### Your instructions:
Lines containing the word "确定轴的各段尺寸和长度" are to be located and copied.
━━━━━━━━━━
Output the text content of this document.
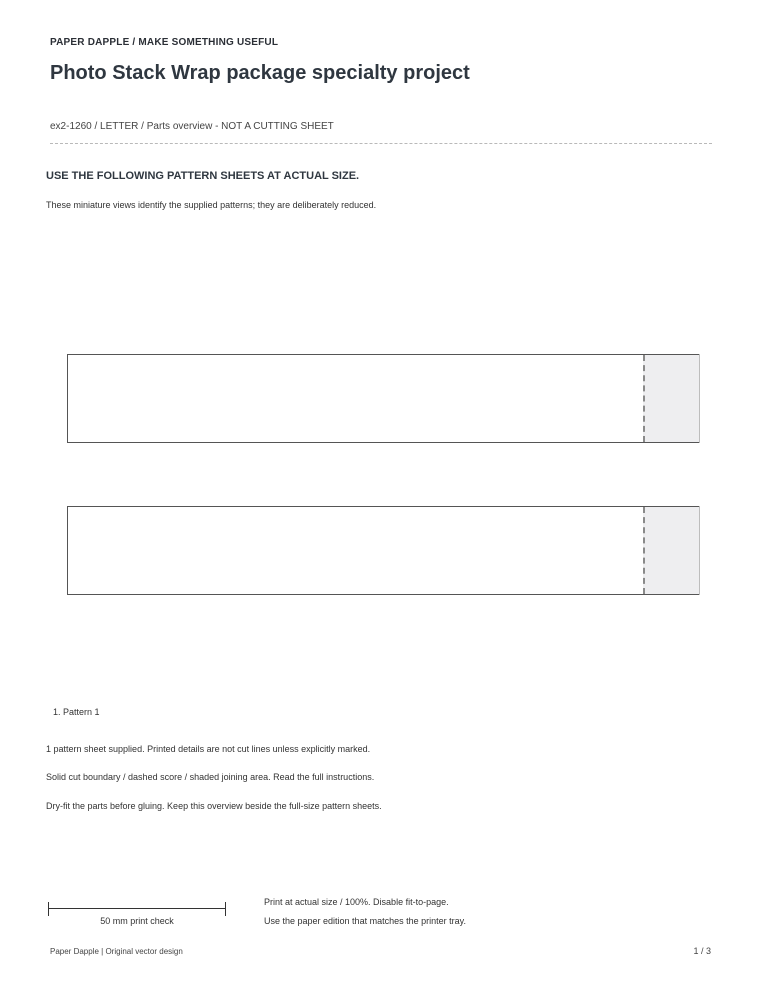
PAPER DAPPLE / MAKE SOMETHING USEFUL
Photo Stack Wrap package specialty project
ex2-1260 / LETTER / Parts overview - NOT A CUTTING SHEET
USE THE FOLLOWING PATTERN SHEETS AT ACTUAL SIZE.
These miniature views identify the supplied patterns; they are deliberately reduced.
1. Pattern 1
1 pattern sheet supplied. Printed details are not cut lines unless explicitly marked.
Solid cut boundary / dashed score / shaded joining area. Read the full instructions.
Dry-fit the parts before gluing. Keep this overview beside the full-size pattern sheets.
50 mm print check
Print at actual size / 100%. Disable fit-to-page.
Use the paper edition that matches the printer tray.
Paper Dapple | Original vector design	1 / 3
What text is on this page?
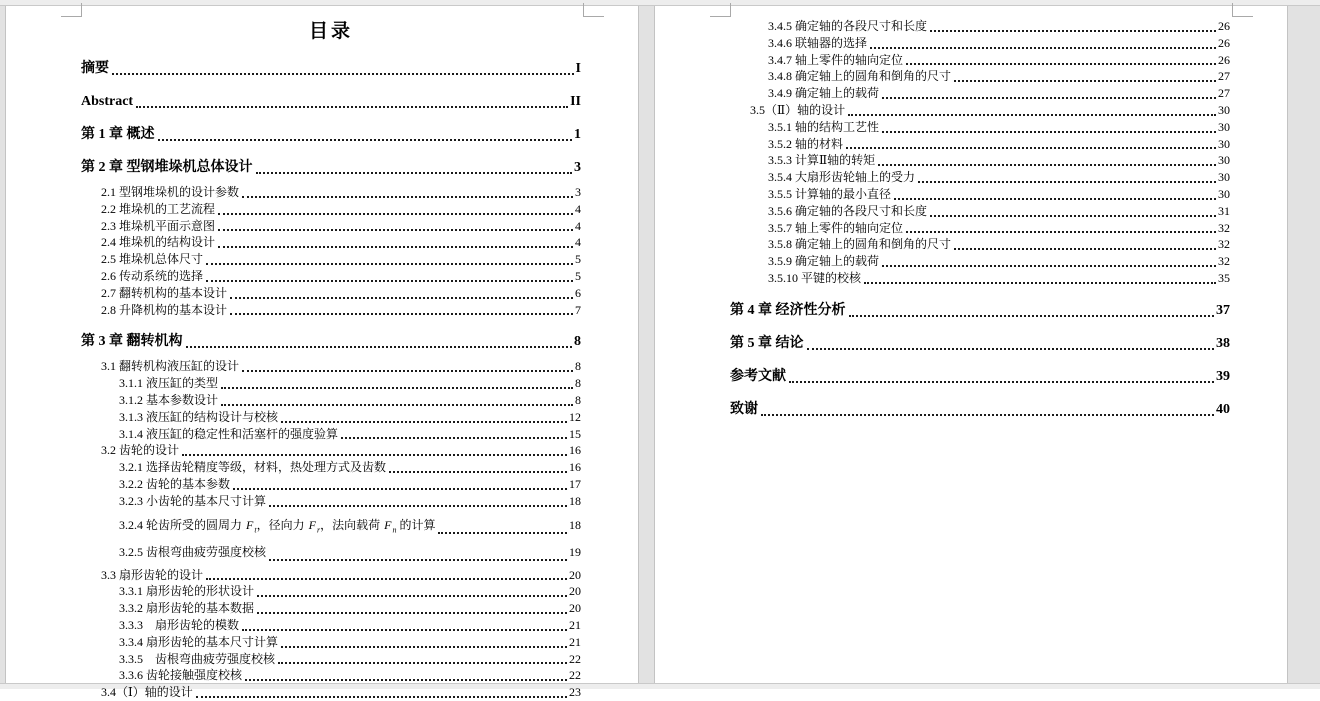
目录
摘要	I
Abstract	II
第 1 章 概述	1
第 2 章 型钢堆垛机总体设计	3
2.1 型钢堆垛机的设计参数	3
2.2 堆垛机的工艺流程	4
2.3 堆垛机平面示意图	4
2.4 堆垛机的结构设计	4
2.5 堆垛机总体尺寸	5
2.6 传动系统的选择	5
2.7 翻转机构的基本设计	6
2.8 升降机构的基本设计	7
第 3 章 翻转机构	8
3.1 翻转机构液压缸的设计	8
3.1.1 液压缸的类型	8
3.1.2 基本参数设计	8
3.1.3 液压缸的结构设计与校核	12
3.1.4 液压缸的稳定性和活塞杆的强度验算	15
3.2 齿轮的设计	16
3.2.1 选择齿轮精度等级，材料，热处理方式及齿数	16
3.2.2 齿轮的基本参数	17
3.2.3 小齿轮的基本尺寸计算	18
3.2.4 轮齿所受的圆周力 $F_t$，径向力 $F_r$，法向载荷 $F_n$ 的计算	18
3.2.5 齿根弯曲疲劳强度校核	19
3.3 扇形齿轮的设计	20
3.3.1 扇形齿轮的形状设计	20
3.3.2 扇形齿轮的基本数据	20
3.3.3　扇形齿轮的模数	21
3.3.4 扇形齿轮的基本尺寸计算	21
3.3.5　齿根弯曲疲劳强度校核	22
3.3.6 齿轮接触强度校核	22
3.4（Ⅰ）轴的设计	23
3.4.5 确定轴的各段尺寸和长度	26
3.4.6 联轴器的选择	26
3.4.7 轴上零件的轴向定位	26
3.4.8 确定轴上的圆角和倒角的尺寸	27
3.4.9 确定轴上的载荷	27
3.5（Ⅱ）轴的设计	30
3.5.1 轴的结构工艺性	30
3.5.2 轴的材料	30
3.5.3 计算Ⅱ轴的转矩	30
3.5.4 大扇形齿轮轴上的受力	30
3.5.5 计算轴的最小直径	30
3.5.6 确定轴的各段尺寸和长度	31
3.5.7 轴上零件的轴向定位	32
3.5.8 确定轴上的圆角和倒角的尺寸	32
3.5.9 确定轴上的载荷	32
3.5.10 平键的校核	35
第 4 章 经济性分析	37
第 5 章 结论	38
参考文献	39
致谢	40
━━━━━━━━━━
### Complete response:
3.4.5 确定轴的各段尺寸和长度	26
3.5.6 确定轴的各段尺寸和长度	31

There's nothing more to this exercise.